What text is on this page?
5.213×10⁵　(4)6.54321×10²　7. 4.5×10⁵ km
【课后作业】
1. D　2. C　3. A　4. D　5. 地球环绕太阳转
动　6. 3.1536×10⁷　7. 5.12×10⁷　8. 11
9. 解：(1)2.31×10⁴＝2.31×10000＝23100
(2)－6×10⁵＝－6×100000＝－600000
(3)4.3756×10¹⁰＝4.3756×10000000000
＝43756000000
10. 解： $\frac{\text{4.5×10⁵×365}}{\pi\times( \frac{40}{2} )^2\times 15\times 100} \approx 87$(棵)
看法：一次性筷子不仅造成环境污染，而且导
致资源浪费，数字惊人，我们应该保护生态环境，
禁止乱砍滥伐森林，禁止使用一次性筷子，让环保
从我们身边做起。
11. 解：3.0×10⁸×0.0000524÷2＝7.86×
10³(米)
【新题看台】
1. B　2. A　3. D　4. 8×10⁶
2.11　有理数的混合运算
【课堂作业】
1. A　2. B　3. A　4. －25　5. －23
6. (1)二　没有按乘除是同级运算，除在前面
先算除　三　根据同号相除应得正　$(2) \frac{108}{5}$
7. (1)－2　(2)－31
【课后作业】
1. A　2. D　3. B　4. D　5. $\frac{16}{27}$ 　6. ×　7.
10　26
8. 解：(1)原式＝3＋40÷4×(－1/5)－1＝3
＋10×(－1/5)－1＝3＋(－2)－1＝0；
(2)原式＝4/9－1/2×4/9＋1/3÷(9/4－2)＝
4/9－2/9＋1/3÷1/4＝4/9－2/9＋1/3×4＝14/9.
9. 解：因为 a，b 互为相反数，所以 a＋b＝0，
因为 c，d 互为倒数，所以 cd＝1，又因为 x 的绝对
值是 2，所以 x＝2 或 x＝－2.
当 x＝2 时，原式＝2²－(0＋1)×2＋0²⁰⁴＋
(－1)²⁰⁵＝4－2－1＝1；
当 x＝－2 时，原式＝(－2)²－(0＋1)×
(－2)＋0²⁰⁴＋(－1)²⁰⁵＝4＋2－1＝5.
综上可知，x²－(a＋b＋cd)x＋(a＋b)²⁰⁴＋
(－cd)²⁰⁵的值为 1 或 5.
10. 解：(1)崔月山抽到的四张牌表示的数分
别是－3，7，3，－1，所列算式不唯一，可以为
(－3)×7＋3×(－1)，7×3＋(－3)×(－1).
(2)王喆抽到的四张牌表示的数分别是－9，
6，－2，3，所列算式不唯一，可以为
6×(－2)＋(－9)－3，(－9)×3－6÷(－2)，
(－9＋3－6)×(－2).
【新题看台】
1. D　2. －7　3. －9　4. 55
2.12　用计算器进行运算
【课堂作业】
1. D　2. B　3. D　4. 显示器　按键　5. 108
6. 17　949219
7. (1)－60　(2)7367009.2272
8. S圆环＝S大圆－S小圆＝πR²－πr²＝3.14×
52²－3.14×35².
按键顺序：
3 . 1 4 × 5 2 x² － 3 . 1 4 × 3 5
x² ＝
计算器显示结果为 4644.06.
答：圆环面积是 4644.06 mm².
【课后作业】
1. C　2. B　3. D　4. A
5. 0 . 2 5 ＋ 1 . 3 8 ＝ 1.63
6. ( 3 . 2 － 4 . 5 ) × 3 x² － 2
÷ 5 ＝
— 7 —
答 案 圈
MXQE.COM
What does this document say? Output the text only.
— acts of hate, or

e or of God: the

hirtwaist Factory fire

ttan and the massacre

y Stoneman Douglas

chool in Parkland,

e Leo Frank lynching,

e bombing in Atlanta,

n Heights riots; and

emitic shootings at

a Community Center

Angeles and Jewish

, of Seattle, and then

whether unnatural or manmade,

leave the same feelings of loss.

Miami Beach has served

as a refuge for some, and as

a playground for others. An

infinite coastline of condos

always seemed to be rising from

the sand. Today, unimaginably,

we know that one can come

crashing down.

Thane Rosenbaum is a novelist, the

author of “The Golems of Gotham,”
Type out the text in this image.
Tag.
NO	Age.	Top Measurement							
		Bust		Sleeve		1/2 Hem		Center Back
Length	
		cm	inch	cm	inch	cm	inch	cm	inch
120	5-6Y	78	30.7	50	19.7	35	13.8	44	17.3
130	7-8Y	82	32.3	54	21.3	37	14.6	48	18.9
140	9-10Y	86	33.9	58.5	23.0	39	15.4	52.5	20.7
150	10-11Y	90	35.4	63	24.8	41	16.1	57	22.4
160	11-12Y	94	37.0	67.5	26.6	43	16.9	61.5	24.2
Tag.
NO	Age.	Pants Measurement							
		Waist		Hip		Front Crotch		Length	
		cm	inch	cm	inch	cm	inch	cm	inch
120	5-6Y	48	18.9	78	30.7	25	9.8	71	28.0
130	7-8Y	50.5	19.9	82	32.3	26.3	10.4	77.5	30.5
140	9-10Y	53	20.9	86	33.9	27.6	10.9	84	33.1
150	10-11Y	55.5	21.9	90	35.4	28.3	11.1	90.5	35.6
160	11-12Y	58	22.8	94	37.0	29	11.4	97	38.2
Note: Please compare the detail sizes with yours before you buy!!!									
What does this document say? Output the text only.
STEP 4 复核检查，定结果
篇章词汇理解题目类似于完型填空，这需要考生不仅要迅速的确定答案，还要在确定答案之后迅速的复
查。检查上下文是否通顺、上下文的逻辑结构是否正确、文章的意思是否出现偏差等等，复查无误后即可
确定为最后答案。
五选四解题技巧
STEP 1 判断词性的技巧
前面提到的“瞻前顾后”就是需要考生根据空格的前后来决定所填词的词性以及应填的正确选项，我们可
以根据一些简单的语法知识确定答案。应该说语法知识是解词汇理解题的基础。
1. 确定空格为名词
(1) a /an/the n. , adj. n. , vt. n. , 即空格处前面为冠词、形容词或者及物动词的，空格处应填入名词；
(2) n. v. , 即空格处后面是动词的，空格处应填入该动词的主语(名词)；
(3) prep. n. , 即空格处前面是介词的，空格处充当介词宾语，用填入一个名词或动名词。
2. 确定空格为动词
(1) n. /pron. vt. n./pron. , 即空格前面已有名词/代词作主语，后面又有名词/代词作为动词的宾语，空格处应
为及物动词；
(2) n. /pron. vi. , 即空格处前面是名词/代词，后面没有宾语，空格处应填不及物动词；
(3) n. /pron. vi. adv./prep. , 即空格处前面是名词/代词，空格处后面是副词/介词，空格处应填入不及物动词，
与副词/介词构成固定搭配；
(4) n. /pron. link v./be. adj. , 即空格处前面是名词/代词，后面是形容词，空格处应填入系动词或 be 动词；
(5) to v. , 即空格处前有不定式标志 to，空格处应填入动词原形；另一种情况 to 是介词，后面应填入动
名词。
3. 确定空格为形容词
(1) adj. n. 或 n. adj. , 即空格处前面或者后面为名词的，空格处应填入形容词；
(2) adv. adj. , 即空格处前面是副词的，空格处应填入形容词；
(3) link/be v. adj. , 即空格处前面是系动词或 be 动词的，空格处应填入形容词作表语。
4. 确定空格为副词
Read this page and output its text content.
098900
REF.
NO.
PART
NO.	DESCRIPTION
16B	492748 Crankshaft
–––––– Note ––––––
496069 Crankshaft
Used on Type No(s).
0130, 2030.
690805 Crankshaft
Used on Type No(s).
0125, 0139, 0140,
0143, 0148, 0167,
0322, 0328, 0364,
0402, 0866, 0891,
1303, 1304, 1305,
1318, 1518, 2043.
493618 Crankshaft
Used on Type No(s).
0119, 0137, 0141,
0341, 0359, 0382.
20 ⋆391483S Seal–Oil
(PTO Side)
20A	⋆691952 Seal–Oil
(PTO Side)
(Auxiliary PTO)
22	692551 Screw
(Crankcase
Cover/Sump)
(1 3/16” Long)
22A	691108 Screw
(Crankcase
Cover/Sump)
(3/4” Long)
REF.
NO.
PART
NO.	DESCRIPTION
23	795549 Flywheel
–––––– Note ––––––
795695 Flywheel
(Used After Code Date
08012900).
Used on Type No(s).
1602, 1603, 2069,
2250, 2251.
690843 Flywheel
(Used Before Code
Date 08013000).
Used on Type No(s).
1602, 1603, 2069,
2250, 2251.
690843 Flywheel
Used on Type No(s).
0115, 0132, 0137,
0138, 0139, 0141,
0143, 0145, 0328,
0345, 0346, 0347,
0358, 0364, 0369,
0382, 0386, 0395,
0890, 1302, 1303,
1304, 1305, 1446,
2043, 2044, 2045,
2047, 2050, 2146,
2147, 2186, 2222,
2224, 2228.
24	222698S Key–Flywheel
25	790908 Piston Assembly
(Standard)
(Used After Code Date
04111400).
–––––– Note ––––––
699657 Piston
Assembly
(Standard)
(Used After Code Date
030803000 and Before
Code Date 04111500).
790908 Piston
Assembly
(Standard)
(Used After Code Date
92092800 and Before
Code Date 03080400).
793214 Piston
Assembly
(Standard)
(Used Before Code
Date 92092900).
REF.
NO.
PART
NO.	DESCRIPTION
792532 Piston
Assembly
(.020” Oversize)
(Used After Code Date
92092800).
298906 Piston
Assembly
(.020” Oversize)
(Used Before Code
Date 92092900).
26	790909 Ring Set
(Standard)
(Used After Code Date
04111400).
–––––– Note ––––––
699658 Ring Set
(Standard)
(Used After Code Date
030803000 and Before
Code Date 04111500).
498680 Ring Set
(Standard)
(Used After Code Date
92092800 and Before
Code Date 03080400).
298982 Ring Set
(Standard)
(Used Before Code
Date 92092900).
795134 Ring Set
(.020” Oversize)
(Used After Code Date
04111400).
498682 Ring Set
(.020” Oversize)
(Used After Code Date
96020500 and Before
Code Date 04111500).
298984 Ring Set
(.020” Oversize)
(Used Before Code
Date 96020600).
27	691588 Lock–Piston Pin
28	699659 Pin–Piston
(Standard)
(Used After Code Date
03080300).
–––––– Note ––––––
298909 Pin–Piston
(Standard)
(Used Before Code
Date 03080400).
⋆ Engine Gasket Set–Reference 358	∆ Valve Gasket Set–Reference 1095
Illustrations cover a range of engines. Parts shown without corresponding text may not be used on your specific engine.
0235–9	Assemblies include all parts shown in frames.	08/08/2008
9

**Exercise goal**
Take every line that includes the string "即空格处前面是名词" and copy it.

**Result below**
(2) n. /pron. vi. , 即空格处前面是名词/代词，后面没有宾语，空格处应填不及物动词；
(3) n. /pron. vi. adv./prep. , 即空格处前面是名词/代词，空格处后面是副词/介词，空格处应填入不及物动词，
(4) n. /pron. link v./be. adj. , 即空格处前面是名词/代词，后面是形容词，空格处应填入系动词或 be 动词；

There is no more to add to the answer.